Work request:
Nothing should be left out. Transcribe the entries exactly as written.

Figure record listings
=== Begin Enclosure ===
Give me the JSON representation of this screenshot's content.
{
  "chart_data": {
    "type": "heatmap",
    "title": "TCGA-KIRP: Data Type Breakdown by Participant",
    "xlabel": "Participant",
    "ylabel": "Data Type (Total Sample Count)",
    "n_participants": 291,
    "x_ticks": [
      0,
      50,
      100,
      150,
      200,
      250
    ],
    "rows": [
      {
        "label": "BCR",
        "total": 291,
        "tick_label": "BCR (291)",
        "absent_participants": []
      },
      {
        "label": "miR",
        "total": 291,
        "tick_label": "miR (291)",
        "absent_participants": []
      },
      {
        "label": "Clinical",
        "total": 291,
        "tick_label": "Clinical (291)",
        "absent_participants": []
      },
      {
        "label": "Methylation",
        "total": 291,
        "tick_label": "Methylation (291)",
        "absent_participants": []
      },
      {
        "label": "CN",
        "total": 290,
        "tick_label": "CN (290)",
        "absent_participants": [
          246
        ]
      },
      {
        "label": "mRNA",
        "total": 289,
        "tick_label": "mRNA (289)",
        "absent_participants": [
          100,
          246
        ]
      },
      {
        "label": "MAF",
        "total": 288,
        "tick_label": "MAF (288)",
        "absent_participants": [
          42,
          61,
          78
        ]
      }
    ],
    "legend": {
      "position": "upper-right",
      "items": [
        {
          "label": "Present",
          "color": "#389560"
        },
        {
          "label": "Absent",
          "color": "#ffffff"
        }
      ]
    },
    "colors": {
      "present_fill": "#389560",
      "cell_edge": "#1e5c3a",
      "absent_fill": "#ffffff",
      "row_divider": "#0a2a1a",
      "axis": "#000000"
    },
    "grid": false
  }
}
=== End Enclosure ===
Result of the exercise:
Give me the JSON representation of this screenshot's content.
{
  "chart_data": {
    "type": "heatmap",
    "title": "TCGA-KIRP: Data Type Breakdown by Participant",
    "xlabel": "Participant",
    "ylabel": "Data Type (Total Sample Count)",
    "n_participants": 291,
    "x_ticks": [
      0,
      50,
      100,
      150,
      200,
      250
    ],
    "rows": [
      {
        "label": "BCR",
        "total": 291,
        "tick_label": "BCR (291)",
        "absent_participants": []
      },
      {
        "label": "miR",
        "total": 291,
        "tick_label": "miR (291)",
        "absent_participants": []
      },
      {
        "label": "Clinical",
        "total": 291,
        "tick_label": "Clinical (291)",
        "absent_participants": []
      },
      {
        "label": "Methylation",
        "total": 291,
        "tick_label": "Methylation (291)",
        "absent_participants": []
      },
      {
        "label": "CN",
        "total": 290,
        "tick_label": "CN (290)",
        "absent_participants": [
          246
        ]
      },
      {
        "label": "mRNA",
        "total": 289,
        "tick_label": "mRNA (289)",
        "absent_participants": [
          100,
          246
        ]
      },
      {
        "label": "MAF",
        "total": 288,
        "tick_label": "MAF (288)",
        "absent_participants": [
          42,
          61,
          78
        ]
      }
    ],
    "legend": {
      "position": "upper-right",
      "items": [
        {
          "label": "Present",
          "color": "#389560"
        },
        {
          "label": "Absent",
          "color": "#ffffff"
        }
      ]
    },
    "colors": {
      "present_fill": "#389560",
      "cell_edge": "#1e5c3a",
      "absent_fill": "#ffffff",
      "row_divider": "#0a2a1a",
      "axis": "#000000"
    },
    "grid": false
  }
}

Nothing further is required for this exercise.